Given data:
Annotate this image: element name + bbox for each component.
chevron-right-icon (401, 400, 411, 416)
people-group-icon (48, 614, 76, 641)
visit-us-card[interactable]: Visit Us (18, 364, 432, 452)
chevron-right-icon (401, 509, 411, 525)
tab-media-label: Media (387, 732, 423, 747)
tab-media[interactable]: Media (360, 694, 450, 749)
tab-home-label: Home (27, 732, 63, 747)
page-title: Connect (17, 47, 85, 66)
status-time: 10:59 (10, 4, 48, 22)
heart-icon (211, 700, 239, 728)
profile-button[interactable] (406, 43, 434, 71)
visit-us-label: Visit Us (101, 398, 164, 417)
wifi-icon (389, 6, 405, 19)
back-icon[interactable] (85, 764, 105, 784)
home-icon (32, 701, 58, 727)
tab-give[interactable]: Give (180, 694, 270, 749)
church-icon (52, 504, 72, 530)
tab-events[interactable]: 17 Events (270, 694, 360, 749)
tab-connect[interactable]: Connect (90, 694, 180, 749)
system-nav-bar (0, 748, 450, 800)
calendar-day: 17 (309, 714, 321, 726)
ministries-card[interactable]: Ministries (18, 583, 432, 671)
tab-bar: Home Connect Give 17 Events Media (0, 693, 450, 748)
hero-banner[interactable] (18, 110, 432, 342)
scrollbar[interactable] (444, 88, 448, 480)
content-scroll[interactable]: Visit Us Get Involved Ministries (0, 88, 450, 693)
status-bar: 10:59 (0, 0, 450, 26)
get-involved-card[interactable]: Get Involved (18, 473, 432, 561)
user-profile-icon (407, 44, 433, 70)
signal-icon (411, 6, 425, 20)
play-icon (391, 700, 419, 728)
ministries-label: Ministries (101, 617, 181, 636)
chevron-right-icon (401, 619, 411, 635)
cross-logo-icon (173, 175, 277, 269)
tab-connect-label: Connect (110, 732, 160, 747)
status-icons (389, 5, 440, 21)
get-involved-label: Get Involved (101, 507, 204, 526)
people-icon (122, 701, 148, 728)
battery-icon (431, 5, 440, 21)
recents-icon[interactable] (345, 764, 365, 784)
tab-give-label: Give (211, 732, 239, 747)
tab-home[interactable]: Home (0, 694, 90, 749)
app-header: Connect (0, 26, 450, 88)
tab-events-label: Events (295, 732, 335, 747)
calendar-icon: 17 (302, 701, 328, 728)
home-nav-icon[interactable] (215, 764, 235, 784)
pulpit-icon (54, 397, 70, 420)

==

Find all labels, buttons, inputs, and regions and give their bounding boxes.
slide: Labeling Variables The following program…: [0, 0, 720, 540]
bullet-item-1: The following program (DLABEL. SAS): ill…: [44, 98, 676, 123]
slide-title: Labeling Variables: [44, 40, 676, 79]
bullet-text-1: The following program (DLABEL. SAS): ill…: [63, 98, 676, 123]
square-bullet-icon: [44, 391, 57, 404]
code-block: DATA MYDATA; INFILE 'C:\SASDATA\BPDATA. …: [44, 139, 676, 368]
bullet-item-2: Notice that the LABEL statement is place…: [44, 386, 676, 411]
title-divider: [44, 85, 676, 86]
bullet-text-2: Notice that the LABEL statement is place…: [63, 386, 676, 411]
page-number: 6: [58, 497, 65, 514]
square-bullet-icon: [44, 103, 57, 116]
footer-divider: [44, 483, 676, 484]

* * *

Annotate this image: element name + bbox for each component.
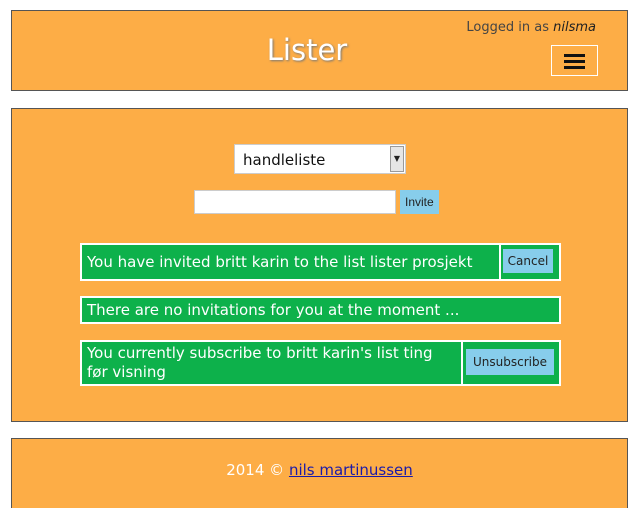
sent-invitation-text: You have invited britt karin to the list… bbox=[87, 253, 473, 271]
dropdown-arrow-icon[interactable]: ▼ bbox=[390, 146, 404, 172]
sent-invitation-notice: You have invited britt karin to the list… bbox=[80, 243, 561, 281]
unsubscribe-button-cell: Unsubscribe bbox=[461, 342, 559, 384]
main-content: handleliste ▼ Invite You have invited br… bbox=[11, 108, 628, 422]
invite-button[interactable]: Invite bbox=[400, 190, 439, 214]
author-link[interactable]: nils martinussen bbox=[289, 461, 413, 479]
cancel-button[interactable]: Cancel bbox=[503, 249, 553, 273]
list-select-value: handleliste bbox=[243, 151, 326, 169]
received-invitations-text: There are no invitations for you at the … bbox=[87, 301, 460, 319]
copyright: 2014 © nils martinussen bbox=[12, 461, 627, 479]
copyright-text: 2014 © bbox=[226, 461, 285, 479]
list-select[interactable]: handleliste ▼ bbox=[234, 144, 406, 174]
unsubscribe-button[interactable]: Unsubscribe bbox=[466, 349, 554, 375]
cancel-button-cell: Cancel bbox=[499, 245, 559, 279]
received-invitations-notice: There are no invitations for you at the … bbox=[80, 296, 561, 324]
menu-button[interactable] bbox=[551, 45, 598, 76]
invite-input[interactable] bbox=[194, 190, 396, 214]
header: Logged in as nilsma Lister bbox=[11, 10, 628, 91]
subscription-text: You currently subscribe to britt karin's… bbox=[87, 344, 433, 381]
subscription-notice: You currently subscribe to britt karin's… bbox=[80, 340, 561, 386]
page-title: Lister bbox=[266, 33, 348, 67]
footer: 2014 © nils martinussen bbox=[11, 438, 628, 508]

Problem statement: Convert everything in the listing above from the line containing "Find all labels, buttons, inputs, and" down to the line containing "code-block: DATA MYDATA;", both included, into a JSON list of strings with one string per line and no blank lines.

Complete answer:
[
  "Find all labels, buttons, inputs, and regions and give their bounding boxes.",
  "slide: Labeling Variables The following program…: [0, 0, 720, 540]",
  "bullet-item-1: The following program (DLABEL. SAS): ill…: [44, 98, 676, 123]",
  "slide-title: Labeling Variables: [44, 40, 676, 79]",
  "bullet-text-1: The following program (DLABEL. SAS): ill…: [63, 98, 676, 123]",
  "square-bullet-icon: [44, 391, 57, 404]",
  "code-block: DATA MYDATA; INFILE 'C:\\SASDATA\\BPDATA. …: [44, 139, 676, 368]"
]